*Task details*
Give every line of the data again, unchanged, but with no pictures.
[START Provided information]
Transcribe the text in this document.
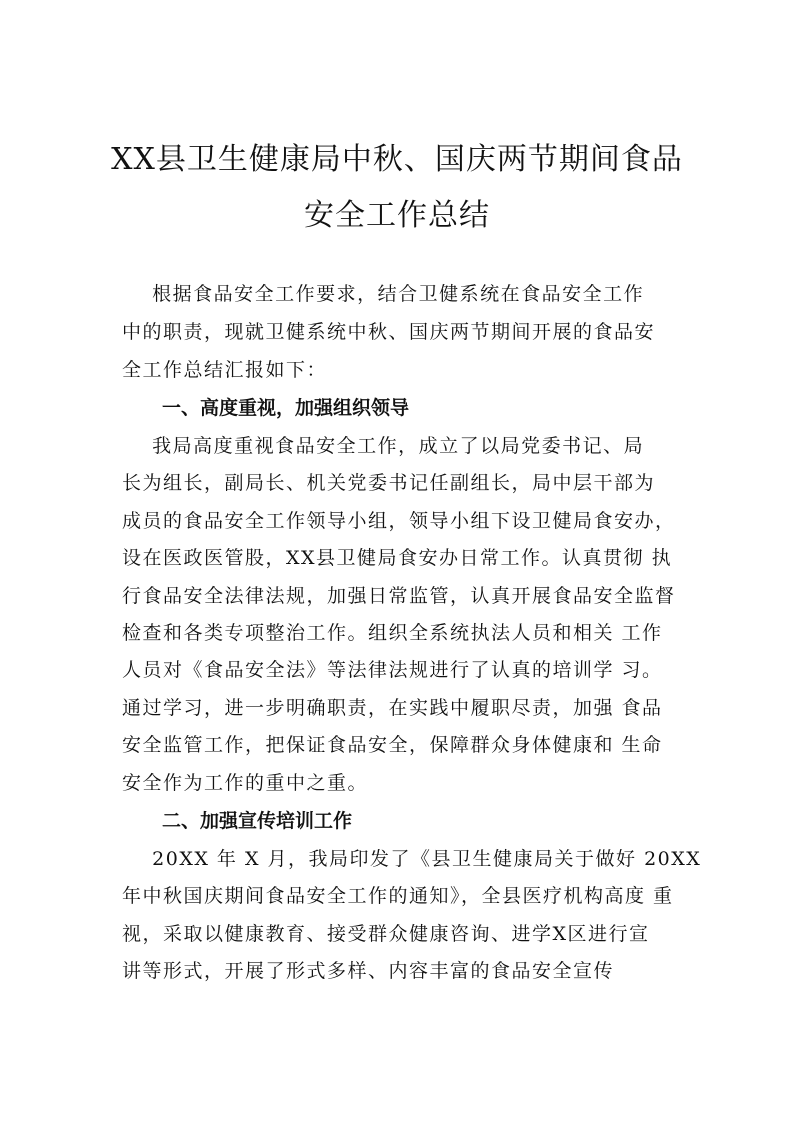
XX县卫生健康局中秋、国庆两节期间食品
安全工作总结
根据食品安全工作要求，结合卫健系统在食品安全工作
中的职责，现就卫健系统中秋、国庆两节期间开展的食品安
全工作总结汇报如下：
一、高度重视，加强组织领导
我局高度重视食品安全工作，成立了以局党委书记、局
长为组长，副局长、机关党委书记任副组长，局中层干部为
成员的食品安全工作领导小组，领导小组下设卫健局食安办，
设在医政医管股，XX县卫健局食安办日常工作。认真贯彻 执
行食品安全法律法规，加强日常监管，认真开展食品安全监督
检查和各类专项整治工作。组织全系统执法人员和相关 工作
人员对《食品安全法》等法律法规进行了认真的培训学 习。
通过学习，进一步明确职责，在实践中履职尽责，加强 食品
安全监管工作，把保证食品安全，保障群众身体健康和 生命
安全作为工作的重中之重。
二、加强宣传培训工作
20XX 年 X 月，我局印发了《县卫生健康局关于做好 20XX
年中秋国庆期间食品安全工作的通知》，全县医疗机构高度 重
视，采取以健康教育、接受群众健康咨询、进学X区进行宣
讲等形式，开展了形式多样、内容丰富的食品安全宣传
[END Provided information]
*Task solution*
Transcribe the text in this document.
XX县卫生健康局中秋、国庆两节期间食品
安全工作总结
根据食品安全工作要求，结合卫健系统在食品安全工作
中的职责，现就卫健系统中秋、国庆两节期间开展的食品安
全工作总结汇报如下：
一、高度重视，加强组织领导
我局高度重视食品安全工作，成立了以局党委书记、局
长为组长，副局长、机关党委书记任副组长，局中层干部为
成员的食品安全工作领导小组，领导小组下设卫健局食安办，
设在医政医管股，XX县卫健局食安办日常工作。认真贯彻 执
行食品安全法律法规，加强日常监管，认真开展食品安全监督
检查和各类专项整治工作。组织全系统执法人员和相关 工作
人员对《食品安全法》等法律法规进行了认真的培训学 习。
通过学习，进一步明确职责，在实践中履职尽责，加强 食品
安全监管工作，把保证食品安全，保障群众身体健康和 生命
安全作为工作的重中之重。
二、加强宣传培训工作
20XX 年 X 月，我局印发了《县卫生健康局关于做好 20XX
年中秋国庆期间食品安全工作的通知》，全县医疗机构高度 重
视，采取以健康教育、接受群众健康咨询、进学X区进行宣
讲等形式，开展了形式多样、内容丰富的食品安全宣传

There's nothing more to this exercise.